### [Objective]
In the records below, find each line containing the word "name" and copy it.

### [Rows from a figure dataset]
======

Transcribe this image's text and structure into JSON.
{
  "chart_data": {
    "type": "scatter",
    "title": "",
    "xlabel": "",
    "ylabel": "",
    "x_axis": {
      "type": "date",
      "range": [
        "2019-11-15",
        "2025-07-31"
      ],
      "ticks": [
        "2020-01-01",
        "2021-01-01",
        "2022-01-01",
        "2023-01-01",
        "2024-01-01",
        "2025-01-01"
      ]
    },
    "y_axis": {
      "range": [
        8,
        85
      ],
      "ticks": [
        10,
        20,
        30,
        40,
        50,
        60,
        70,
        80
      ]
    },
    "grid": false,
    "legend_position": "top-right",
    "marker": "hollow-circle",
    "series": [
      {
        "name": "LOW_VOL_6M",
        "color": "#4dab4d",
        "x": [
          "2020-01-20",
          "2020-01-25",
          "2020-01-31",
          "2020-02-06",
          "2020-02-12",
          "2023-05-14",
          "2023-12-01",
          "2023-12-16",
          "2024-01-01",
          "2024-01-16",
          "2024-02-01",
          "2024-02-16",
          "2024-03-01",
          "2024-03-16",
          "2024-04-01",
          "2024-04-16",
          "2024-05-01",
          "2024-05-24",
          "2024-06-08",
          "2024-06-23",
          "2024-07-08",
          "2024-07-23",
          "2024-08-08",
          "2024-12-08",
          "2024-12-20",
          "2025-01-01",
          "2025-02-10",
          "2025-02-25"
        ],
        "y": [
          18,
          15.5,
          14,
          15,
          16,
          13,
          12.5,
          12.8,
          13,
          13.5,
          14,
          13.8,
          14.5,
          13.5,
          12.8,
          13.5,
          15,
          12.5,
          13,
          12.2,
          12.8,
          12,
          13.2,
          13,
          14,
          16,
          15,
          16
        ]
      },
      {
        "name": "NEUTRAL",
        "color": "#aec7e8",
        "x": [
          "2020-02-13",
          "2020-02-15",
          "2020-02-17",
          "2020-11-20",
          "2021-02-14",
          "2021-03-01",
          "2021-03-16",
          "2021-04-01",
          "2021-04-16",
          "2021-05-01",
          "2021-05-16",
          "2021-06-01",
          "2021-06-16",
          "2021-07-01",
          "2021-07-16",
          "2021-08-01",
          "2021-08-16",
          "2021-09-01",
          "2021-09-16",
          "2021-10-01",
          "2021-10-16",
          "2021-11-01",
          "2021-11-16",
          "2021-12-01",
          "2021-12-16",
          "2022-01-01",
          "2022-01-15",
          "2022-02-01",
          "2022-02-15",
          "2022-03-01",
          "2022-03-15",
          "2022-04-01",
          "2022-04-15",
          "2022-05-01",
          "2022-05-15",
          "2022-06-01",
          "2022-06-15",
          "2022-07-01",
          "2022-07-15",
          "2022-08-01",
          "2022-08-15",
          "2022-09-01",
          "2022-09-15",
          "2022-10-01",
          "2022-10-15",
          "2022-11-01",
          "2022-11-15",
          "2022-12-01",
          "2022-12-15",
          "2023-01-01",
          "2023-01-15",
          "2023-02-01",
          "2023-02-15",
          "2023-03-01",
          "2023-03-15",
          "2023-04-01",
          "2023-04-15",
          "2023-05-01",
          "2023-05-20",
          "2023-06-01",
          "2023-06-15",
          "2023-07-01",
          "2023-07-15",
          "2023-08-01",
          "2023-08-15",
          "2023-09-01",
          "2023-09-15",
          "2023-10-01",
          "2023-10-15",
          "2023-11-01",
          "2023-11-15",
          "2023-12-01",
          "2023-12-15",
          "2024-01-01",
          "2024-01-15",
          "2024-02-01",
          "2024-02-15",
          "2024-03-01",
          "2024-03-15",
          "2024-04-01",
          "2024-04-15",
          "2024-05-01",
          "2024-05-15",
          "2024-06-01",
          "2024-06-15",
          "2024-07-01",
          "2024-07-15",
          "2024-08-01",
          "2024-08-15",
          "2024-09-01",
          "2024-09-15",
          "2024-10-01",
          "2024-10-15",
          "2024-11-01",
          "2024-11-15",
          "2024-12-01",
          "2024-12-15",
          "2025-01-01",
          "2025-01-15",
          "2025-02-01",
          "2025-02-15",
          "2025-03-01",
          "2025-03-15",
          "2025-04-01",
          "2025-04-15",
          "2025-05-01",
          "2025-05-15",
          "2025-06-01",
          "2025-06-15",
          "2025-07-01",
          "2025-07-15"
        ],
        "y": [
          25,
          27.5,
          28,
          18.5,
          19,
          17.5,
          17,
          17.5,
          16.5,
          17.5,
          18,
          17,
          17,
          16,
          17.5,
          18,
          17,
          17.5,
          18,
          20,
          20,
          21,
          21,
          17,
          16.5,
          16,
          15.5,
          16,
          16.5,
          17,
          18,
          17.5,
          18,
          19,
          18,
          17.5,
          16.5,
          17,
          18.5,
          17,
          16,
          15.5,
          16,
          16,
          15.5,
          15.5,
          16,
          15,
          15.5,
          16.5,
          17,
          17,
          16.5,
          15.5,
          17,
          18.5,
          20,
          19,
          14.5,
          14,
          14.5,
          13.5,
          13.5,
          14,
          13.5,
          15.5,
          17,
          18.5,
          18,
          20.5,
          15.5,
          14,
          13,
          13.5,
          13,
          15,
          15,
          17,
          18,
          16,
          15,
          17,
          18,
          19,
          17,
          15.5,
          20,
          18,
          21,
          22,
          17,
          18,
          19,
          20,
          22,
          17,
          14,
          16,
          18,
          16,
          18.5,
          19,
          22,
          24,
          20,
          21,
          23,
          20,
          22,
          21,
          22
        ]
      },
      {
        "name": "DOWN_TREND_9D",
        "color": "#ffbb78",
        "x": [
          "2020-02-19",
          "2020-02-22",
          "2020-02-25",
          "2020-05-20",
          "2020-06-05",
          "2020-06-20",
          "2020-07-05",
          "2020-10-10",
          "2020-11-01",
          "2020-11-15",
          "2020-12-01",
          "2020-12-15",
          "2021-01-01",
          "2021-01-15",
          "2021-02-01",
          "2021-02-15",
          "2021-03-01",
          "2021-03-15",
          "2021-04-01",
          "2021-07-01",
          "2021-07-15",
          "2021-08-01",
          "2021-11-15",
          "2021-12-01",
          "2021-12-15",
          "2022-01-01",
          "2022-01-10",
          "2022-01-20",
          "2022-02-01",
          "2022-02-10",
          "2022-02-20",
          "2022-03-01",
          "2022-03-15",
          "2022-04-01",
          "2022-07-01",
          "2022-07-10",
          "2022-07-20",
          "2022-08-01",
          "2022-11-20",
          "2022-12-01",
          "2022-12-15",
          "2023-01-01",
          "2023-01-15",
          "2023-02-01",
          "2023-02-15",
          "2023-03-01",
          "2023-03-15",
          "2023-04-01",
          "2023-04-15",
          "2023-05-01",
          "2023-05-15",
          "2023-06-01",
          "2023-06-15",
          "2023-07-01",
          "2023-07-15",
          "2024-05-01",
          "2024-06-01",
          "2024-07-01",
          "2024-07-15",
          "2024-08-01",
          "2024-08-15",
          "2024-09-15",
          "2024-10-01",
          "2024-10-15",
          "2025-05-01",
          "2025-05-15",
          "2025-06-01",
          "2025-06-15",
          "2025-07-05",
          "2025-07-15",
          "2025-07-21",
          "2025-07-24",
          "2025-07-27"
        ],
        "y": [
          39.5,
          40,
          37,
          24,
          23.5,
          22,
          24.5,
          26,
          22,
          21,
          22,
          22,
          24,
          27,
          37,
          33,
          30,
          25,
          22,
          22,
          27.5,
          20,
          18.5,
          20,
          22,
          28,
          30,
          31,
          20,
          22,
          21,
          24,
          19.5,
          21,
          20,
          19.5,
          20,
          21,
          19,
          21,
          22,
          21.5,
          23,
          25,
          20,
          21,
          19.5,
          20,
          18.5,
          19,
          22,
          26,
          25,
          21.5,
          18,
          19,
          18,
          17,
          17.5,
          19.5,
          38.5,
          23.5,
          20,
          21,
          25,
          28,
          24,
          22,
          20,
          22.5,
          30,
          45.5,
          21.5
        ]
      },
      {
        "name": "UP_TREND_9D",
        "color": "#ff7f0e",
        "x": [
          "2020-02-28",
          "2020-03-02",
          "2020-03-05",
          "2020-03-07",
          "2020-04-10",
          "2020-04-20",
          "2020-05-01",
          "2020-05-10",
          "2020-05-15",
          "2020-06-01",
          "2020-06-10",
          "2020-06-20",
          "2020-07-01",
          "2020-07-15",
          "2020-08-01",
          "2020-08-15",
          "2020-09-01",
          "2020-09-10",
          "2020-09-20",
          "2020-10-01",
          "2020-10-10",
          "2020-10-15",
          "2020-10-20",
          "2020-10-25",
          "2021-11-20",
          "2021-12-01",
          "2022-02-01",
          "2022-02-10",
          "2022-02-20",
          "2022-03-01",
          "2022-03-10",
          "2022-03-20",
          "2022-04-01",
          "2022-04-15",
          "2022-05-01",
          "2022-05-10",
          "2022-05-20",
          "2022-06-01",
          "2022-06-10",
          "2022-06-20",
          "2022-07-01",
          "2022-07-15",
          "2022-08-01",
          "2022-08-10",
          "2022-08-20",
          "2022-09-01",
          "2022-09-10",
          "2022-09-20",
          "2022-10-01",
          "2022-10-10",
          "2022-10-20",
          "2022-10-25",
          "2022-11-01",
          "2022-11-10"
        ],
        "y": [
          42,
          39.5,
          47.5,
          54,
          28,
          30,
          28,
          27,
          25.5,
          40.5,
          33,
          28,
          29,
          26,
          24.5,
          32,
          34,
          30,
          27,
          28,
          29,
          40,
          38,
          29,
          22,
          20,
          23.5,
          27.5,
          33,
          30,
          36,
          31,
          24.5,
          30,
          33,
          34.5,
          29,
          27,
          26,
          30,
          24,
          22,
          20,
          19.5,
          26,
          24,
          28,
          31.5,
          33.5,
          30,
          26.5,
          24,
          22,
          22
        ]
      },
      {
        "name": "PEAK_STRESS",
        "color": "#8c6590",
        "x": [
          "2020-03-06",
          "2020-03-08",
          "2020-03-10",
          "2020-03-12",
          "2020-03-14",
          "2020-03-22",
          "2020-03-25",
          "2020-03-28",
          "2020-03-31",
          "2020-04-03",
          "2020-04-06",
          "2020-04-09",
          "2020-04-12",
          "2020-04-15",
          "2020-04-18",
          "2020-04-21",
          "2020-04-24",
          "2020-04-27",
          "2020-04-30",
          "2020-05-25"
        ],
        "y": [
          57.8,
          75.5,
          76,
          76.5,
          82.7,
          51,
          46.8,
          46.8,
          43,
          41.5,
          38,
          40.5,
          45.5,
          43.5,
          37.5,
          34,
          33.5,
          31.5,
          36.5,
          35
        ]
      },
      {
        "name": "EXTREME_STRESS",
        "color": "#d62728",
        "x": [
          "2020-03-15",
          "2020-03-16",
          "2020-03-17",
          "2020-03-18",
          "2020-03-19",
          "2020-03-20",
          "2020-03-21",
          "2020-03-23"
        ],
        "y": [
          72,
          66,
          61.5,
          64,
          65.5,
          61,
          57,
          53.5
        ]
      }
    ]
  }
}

======

### [Result for this exercise]
        "name": "LOW_VOL_6M",
        "name": "NEUTRAL",
        "name": "DOWN_TREND_9D",
        "name": "UP_TREND_9D",
        "name": "PEAK_STRESS",
        "name": "EXTREME_STRESS",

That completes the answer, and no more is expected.